DOCUMENT SECTION:
——

My current public key and its fingerprint will be added here. Until then, please request the key via a short channel (Signal or the newsroom); I'll send it to you verified.

Letter by post – discreet and underestimated

A handwritten or internet-café-printed letter leaves no digital trace. It is one of the oldest and at the same time most robust forms of secure communication. Particularly suitable for an initial contact, in which you give me a safe channel to reply on – for example a Signal number, an anonymous e-mail account or a suggestion for a meeting.

If your return address could lead back to you, leave it off. Don't drop the letter in the postbox closest to home, but at a different location – ideally without cameras nearby.

Postal address (please address to me personally):

Stephan Scheuer
Handelsblatt GmbH
Toulouser Allee 27
40211 Düsseldorf
Germany

Meeting in person – for the most sensitive conversations

Possible at any time. We agree on location, time and setting in advance, in a way that protects your anonymity as well as possible – on request without smartphones, without entries in calendars, without names in chat histories. I have experience organising such meetings discreetly. They can be set up via any of the channels above.

What I advise against

Unencrypted e-mail. Sits on multiple servers and routes through hosters, network nodes and administrative systems. Fine for everyday exchanges, unsuitable for sensitive content.

SMS. Unencrypted, never fully deleted, easy to intercept. Mobile operators store connection data.

WhatsApp for highly sensitive content. Content is end-to-end encrypted, but metadata flows to Meta. Who contacted whom and when is visible to the provider – and Meta cooperates with law enforcement on request.

Telegram. Standard chats run unencrypted on Telegram's servers. Only explicit "secret chats" are end-to-end encrypted – and even those don't offer all the security properties Signal provides by default.

Work devices. Employers can often read along on work laptops and smartphones. For first contact, you should communicate privately and bring your professional infrastructure into the loop only later, if at all.

——

DATASET:
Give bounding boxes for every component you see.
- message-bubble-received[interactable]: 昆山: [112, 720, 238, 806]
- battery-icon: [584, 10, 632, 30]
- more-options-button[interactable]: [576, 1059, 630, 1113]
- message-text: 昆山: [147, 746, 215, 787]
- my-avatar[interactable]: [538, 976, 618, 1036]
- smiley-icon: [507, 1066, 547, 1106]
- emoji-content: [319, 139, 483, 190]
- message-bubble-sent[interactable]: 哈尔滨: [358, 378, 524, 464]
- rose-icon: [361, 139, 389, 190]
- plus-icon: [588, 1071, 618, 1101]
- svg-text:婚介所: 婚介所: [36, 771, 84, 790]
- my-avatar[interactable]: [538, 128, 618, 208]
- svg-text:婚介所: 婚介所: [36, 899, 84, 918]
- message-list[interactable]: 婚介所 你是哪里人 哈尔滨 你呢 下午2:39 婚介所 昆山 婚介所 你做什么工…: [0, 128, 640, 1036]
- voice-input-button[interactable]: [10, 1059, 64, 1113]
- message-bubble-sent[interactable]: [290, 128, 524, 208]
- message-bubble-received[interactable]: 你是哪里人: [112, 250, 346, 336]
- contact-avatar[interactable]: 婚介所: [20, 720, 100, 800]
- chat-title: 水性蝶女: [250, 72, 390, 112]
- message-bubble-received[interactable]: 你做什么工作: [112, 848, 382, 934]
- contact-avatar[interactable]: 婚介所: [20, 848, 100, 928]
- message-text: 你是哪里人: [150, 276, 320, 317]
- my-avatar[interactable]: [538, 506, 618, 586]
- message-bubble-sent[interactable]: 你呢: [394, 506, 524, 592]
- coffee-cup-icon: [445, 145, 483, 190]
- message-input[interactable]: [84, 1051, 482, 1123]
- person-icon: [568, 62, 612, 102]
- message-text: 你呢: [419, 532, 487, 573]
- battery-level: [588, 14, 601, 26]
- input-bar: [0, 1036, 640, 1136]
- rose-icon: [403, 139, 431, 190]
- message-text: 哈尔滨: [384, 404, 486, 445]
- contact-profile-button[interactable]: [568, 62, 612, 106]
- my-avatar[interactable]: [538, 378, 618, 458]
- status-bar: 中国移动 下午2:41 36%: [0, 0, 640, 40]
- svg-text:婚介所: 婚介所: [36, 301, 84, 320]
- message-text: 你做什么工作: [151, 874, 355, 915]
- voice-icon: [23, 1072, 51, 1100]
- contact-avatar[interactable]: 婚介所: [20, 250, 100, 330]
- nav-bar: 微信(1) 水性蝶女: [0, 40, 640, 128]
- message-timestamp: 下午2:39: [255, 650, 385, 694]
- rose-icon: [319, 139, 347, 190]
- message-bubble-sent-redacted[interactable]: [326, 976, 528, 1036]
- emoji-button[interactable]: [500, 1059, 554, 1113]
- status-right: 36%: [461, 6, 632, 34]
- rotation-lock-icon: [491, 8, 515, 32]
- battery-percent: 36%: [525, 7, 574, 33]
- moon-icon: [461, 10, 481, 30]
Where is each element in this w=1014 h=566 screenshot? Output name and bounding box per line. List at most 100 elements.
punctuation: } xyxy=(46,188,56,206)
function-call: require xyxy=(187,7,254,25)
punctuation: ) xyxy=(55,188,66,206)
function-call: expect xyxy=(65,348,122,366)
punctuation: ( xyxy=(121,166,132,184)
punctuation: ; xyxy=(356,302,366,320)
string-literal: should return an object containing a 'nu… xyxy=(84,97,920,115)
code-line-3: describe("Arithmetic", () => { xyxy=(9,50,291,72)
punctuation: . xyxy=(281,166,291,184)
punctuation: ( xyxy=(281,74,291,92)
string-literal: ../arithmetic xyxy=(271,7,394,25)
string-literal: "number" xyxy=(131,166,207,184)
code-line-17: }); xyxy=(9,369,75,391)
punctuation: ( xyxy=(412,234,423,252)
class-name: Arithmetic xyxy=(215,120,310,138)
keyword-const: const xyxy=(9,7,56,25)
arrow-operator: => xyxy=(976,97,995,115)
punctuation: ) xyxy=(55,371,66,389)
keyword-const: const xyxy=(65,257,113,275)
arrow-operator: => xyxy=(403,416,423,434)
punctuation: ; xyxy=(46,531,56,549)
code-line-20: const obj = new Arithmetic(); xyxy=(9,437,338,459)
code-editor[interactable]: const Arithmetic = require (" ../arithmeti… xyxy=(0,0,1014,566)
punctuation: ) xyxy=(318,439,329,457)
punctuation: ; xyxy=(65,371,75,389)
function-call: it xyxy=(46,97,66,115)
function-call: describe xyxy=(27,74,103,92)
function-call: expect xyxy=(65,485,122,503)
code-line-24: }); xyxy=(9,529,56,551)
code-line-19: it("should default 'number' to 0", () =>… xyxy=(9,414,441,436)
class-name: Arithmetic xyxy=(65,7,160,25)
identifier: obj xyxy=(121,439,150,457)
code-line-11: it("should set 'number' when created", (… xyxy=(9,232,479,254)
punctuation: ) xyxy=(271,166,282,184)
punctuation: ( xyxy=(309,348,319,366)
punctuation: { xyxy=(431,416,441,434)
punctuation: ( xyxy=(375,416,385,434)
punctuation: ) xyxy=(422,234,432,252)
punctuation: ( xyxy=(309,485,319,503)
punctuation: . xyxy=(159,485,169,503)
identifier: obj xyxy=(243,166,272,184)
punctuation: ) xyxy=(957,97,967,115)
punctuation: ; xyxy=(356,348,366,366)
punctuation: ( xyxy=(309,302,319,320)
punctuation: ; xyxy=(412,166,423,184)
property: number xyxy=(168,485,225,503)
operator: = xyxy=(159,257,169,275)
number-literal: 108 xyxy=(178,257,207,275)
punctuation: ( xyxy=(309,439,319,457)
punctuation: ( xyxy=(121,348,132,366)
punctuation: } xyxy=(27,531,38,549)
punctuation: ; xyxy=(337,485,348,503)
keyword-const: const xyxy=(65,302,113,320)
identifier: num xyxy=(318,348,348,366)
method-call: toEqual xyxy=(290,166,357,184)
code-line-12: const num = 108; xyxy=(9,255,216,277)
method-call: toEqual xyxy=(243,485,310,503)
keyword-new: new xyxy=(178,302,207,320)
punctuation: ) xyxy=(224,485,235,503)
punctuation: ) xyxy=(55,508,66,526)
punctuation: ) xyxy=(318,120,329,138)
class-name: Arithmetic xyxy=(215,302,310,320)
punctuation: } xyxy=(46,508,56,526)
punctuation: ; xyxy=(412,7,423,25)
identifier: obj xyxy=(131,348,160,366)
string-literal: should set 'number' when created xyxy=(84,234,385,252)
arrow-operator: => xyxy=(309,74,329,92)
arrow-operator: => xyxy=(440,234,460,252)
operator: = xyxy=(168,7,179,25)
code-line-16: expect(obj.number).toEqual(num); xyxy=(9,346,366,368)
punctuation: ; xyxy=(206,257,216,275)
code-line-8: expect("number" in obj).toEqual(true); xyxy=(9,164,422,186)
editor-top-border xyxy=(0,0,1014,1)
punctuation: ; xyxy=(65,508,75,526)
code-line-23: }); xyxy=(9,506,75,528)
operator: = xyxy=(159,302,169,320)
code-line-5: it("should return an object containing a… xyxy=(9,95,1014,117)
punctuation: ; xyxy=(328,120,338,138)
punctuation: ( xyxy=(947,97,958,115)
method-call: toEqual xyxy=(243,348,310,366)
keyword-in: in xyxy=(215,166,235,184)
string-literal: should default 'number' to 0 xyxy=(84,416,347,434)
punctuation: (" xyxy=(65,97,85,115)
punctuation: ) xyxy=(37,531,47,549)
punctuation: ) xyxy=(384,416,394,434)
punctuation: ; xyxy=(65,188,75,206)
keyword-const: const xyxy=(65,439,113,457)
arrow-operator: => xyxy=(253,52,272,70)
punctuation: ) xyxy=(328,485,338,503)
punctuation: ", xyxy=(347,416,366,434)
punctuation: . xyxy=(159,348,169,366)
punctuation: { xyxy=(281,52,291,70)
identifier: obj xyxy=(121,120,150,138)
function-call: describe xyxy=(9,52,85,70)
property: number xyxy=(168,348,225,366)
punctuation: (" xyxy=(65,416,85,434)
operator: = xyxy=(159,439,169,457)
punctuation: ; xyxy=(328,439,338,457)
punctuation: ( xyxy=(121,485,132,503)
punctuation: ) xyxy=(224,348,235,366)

——

TASK SET:
A: About the text on contacting the journalist securely, answer these:
(i) Where should a letter not be posted?
(ii) Which messenger sends metadata to Meta?
(iii) Which Telegram chats are end-to-end encrypted?
B: Could you go on with the text about secure ways to make contact, starting after its last paragraph?

RESPONSES IN ORDER:
A:
(i) In the postbox closest to home.
(ii) WhatsApp.
(iii) Only explicit "secret chats."

B:
One thought before you reach out

Before you make contact, consider: who else, besides you, could know the information you want to share? The smaller that circle, the easier the trail back – regardless of which channel you choose. That is the most uncomfortable side-effect of digitisation: even with perfect encryption, the question remains whether your sheer existence as a possible informant is itself revealing.

You are welcome to raise this with me if you are unsure. Sometimes the best advice is to pursue a story not from your direction but from a different one. Not writing a story is always better than putting a source at risk.

What has changed since 2019?

When I wrote the original text in 2019, the day-to-day of secure communication in Germany was clunkier. Signal was a niche tool, PGP the standard recommendation, WhatsApp had only just switched to end-to-end encryption. Today the picture is different.

  • Signal has gone mainstream. That is the biggest practical step forward. I now recommend Signal almost always as the first move.
  • Metadata has moved into the crosshairs. The Pegasus affair and similar cases have shown that it is rarely the content of a message that proves fatal, but the question of who communicated with whom and when. That makes the analogue break – letter, meeting, anonymisation of the access path – more valuable.
  • Device compromise must be taken more seriously. Modern smartphone spyware works without a click – a crafted iMessage text can be enough. That affects supposedly "secure" apps, too, because encryption is no help if someone is reading directly off the screen.
  • Editorial whistleblower portals. Outlets like the New York Times, The Guardian and the Süddeutsche Zeitung run their own SecureDrop platforms. At Handelsblatt we are evaluating a comparable system; until then, Signal is the practical replacement.

The basic recommendation still stays simple: Signal to start, letter or meeting for the most sensitive conversations, PGP for tech-savvy edge cases. And always ask: do I really need this channel, or is there a simpler route that doesn't expose you?